-- Begin --
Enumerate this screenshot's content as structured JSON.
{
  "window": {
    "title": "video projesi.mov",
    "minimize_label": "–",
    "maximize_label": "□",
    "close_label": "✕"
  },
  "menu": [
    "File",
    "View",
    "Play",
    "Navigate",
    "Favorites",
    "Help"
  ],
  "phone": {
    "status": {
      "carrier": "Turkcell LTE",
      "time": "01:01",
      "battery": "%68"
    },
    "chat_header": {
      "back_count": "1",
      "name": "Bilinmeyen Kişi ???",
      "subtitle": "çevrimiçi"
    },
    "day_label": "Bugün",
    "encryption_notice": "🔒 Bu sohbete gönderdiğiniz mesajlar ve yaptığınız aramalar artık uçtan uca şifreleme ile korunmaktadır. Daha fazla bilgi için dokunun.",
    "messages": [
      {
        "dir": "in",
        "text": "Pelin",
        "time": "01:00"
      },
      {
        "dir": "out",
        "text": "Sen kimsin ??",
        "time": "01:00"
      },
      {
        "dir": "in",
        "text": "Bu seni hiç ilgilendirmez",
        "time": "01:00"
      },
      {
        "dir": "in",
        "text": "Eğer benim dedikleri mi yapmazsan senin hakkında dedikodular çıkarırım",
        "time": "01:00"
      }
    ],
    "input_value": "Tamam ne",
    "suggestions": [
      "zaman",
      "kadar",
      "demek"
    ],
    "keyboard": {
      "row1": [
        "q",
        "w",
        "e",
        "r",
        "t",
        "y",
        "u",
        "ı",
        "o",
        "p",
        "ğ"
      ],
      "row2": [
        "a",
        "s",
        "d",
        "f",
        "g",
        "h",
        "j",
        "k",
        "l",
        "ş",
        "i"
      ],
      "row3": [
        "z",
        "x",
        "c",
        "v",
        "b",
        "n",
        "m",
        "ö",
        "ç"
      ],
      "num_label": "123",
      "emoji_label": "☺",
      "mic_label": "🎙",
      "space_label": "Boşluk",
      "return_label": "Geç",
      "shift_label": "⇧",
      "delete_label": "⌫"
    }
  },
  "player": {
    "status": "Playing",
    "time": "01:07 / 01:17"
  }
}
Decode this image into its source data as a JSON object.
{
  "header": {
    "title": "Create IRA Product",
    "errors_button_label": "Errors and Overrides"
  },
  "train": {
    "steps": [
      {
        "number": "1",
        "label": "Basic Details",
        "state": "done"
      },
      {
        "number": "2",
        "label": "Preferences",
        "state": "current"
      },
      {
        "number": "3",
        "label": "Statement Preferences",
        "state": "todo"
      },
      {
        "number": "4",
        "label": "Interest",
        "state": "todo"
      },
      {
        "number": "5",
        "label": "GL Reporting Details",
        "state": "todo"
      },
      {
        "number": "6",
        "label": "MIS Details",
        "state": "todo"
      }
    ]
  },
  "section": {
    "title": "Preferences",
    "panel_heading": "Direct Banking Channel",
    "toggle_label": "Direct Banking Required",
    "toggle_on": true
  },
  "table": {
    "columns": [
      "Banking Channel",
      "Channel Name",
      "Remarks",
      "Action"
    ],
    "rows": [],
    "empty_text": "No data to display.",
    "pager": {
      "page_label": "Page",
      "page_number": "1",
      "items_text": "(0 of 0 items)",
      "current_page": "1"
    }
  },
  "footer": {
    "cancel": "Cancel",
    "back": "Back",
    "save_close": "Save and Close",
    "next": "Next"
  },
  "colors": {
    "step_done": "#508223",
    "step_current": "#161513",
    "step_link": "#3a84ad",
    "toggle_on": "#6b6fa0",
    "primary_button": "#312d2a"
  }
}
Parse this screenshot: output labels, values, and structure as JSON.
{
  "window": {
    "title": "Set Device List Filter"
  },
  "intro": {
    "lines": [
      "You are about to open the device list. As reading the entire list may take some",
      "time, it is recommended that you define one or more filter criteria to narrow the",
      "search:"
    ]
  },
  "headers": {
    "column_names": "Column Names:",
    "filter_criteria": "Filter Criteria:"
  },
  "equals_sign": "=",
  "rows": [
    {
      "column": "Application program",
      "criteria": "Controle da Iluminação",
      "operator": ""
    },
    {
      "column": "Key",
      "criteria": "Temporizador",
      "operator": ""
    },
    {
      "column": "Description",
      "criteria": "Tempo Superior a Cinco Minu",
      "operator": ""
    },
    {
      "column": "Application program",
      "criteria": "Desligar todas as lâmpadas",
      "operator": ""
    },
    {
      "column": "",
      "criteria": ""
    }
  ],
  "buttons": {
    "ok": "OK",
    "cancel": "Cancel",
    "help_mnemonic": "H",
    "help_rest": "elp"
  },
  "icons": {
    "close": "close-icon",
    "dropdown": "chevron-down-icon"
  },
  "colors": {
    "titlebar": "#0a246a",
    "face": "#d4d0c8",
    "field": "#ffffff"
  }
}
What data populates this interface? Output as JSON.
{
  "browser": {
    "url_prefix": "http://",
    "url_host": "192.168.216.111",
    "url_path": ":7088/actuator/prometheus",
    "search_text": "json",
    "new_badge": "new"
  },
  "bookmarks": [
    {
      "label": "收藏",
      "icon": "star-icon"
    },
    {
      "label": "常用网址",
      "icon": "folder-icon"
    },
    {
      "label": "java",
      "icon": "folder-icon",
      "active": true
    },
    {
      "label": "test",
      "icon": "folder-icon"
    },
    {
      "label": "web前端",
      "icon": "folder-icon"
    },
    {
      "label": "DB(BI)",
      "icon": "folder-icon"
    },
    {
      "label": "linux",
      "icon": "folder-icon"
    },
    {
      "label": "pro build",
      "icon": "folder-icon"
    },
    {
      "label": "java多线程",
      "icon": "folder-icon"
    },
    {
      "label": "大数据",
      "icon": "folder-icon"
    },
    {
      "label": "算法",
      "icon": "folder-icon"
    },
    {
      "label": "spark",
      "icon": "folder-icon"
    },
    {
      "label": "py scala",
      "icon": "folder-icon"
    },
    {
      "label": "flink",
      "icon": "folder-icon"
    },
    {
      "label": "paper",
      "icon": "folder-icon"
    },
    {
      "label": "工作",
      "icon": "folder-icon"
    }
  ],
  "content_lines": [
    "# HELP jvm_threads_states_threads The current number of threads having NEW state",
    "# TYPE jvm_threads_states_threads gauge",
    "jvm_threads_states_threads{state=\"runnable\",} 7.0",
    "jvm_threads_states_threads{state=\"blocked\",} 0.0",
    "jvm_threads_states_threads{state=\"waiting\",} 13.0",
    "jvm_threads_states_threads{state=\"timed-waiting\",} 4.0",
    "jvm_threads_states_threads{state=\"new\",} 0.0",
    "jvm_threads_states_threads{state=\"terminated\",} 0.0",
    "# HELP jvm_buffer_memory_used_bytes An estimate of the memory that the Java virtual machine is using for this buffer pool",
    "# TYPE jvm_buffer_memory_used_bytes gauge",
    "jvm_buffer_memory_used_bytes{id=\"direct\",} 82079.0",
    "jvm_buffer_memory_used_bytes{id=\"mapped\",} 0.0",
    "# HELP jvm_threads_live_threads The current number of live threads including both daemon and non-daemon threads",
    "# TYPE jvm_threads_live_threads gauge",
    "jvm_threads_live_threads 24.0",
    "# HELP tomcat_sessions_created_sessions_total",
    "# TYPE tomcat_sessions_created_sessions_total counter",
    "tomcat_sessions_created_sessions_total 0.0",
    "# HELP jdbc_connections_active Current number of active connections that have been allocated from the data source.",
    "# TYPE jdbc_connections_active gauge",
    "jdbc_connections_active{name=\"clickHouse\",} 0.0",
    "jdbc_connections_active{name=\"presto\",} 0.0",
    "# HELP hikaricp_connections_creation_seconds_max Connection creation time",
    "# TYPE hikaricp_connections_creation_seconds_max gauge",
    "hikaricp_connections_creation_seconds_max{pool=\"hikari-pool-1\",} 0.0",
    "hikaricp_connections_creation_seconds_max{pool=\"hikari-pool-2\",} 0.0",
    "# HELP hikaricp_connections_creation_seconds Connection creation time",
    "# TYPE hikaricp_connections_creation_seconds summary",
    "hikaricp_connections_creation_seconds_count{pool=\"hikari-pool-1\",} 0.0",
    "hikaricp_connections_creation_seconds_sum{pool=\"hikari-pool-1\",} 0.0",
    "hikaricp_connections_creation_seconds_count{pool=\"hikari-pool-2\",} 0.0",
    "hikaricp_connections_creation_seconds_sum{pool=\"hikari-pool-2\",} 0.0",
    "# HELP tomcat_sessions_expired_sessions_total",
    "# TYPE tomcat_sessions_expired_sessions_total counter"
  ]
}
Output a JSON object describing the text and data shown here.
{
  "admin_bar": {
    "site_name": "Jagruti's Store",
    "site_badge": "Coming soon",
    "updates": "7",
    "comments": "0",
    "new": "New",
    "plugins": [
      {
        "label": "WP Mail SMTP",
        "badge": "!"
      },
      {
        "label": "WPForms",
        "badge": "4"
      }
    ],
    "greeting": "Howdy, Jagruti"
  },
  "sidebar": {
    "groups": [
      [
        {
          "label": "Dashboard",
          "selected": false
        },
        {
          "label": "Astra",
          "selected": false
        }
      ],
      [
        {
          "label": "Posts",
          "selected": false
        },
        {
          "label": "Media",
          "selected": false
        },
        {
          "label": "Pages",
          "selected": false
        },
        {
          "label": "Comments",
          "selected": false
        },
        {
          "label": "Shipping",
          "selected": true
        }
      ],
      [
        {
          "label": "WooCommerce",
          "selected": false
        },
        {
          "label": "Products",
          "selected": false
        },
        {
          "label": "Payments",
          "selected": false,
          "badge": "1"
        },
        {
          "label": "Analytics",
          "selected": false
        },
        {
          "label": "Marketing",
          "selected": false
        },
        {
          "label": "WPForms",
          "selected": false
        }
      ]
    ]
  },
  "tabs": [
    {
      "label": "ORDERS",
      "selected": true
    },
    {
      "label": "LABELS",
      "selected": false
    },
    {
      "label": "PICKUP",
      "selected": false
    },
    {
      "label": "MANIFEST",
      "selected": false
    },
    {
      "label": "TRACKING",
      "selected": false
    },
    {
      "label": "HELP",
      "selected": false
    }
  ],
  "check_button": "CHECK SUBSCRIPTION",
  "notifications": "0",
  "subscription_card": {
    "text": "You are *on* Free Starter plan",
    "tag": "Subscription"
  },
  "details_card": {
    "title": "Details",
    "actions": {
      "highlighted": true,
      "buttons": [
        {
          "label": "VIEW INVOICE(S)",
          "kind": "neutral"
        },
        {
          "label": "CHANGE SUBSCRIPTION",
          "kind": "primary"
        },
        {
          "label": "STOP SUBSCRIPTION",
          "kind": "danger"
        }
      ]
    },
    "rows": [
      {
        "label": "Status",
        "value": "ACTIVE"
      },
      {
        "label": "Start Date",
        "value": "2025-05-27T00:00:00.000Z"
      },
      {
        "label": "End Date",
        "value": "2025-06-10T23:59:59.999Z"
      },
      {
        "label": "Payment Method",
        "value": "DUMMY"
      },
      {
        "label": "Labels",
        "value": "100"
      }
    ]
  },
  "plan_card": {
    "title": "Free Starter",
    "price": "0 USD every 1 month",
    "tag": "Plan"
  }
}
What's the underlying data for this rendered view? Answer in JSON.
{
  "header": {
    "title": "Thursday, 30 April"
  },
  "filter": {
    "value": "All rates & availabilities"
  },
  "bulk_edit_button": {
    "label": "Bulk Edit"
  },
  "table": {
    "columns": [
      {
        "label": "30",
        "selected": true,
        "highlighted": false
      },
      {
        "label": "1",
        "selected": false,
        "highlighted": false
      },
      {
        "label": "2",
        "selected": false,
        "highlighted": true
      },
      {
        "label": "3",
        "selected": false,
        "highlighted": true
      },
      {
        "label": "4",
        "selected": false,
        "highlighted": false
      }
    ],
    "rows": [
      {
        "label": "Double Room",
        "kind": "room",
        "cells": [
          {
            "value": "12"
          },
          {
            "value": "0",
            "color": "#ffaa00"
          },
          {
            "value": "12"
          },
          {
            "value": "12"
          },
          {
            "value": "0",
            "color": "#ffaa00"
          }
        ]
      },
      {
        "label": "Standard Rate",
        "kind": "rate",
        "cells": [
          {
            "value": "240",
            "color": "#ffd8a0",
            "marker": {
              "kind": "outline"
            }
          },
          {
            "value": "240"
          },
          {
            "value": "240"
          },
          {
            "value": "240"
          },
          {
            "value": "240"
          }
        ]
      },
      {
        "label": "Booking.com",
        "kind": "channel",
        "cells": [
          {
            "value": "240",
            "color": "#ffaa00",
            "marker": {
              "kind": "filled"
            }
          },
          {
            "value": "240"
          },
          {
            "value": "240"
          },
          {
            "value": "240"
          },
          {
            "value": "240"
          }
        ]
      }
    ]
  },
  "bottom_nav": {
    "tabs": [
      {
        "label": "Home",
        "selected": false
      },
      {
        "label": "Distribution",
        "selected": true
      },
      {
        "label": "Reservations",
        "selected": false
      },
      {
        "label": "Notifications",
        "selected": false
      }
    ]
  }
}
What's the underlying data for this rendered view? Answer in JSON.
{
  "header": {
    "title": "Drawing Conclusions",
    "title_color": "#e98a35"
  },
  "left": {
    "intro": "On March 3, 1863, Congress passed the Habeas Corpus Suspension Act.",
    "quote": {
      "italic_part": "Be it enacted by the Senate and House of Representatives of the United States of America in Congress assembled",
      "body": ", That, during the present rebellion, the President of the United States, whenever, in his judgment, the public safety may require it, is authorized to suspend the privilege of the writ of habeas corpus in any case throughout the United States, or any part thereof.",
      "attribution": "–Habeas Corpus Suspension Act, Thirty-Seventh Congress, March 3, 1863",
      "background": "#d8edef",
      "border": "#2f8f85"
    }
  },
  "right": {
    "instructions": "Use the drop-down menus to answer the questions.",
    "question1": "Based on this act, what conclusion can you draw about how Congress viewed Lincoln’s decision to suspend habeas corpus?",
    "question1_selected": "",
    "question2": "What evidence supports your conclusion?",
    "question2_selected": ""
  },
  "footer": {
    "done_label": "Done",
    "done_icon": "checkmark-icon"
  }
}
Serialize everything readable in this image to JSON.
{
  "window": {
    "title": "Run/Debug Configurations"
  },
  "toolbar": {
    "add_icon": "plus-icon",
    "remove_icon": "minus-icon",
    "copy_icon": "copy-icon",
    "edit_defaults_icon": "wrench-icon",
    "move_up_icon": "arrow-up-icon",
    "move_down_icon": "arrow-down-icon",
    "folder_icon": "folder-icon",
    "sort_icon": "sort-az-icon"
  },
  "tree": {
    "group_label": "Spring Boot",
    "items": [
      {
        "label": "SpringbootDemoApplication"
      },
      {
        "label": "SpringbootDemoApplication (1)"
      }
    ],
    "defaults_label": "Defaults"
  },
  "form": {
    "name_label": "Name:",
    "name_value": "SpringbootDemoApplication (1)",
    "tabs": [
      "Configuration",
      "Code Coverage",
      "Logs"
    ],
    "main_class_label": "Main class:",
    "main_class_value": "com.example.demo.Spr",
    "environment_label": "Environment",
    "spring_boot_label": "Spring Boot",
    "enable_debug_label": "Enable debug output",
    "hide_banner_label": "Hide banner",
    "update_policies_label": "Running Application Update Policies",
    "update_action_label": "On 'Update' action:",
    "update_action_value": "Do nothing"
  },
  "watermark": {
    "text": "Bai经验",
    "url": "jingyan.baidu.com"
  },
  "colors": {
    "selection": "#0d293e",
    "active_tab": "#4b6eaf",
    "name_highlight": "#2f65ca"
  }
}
-- End --
Where a line of the data holds "counter", show that line.

_Answer to the task_
    "# TYPE tomcat_sessions_created_sessions_total counter",
    "# TYPE tomcat_sessions_expired_sessions_total counter"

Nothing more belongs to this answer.